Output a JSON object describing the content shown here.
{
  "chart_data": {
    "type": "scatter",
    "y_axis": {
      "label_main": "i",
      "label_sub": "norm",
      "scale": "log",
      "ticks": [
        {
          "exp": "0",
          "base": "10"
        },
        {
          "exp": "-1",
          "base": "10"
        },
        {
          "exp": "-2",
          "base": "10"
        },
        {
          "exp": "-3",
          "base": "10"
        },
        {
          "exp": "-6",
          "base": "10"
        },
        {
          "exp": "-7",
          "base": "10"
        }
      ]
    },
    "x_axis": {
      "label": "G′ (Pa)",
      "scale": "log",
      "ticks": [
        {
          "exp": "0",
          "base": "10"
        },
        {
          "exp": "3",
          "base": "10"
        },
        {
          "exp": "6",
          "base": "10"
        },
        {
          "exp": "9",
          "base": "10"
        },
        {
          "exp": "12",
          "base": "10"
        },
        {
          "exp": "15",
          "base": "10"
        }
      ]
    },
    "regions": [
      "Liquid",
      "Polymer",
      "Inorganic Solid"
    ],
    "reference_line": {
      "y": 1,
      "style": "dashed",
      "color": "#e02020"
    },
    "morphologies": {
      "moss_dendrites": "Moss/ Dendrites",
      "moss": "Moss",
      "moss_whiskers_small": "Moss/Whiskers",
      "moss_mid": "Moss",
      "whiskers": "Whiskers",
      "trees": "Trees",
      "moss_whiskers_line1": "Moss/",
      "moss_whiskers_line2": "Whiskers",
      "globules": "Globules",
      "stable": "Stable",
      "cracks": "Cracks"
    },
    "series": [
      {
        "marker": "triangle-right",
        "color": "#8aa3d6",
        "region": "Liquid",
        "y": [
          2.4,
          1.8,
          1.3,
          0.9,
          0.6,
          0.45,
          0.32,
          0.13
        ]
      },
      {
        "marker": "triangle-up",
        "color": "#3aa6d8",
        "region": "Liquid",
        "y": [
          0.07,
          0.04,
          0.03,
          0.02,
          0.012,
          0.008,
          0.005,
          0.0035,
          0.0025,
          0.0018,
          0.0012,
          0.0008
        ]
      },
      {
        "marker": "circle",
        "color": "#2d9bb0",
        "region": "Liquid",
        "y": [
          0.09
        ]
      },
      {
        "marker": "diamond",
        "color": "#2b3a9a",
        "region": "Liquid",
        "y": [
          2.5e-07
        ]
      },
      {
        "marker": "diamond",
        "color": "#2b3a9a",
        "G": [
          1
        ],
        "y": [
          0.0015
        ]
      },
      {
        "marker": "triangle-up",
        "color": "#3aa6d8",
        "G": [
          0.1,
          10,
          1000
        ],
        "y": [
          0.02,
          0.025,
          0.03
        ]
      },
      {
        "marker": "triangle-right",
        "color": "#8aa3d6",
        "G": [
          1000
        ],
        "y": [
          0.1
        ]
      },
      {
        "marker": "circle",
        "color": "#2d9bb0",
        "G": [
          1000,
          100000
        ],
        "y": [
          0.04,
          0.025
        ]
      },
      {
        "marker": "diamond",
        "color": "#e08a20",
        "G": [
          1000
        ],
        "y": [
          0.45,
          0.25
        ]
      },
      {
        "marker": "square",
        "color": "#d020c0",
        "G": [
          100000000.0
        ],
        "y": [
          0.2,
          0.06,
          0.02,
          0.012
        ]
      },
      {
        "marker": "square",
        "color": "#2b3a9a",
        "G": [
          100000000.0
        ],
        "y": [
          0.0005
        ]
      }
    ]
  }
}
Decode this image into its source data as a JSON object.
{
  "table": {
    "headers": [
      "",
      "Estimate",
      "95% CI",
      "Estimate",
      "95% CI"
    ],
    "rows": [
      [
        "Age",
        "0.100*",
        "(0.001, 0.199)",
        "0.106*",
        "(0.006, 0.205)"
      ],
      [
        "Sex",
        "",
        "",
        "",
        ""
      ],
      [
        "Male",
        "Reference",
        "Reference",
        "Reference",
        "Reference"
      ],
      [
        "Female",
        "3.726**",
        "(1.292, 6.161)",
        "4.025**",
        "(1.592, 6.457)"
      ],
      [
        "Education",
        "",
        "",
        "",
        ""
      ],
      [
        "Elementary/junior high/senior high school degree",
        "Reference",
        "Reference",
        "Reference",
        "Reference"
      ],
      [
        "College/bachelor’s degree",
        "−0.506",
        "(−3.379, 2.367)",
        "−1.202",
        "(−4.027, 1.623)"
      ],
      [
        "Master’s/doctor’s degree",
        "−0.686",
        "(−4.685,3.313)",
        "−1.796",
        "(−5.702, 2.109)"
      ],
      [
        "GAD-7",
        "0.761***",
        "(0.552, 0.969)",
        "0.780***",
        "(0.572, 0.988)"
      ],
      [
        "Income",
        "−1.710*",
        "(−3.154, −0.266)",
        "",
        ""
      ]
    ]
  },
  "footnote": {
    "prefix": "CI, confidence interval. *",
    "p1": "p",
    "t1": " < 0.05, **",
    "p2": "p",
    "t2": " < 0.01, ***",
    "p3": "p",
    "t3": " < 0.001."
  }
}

» **SHORT PROBLEM**
Give back, exactly as written, the lines from the one with "Decode this image" to the last line.

» **THE RESPONSE**
Decode this image into its source data as a JSON object.
{
  "table": {
    "headers": [
      "",
      "Estimate",
      "95% CI",
      "Estimate",
      "95% CI"
    ],
    "rows": [
      [
        "Age",
        "0.100*",
        "(0.001, 0.199)",
        "0.106*",
        "(0.006, 0.205)"
      ],
      [
        "Sex",
        "",
        "",
        "",
        ""
      ],
      [
        "Male",
        "Reference",
        "Reference",
        "Reference",
        "Reference"
      ],
      [
        "Female",
        "3.726**",
        "(1.292, 6.161)",
        "4.025**",
        "(1.592, 6.457)"
      ],
      [
        "Education",
        "",
        "",
        "",
        ""
      ],
      [
        "Elementary/junior high/senior high school degree",
        "Reference",
        "Reference",
        "Reference",
        "Reference"
      ],
      [
        "College/bachelor’s degree",
        "−0.506",
        "(−3.379, 2.367)",
        "−1.202",
        "(−4.027, 1.623)"
      ],
      [
        "Master’s/doctor’s degree",
        "−0.686",
        "(−4.685,3.313)",
        "−1.796",
        "(−5.702, 2.109)"
      ],
      [
        "GAD-7",
        "0.761***",
        "(0.552, 0.969)",
        "0.780***",
        "(0.572, 0.988)"
      ],
      [
        "Income",
        "−1.710*",
        "(−3.154, −0.266)",
        "",
        ""
      ]
    ]
  },
  "footnote": {
    "prefix": "CI, confidence interval. *",
    "p1": "p",
    "t1": " < 0.05, **",
    "p2": "p",
    "t2": " < 0.01, ***",
    "p3": "p",
    "t3": " < 0.001."
  }
}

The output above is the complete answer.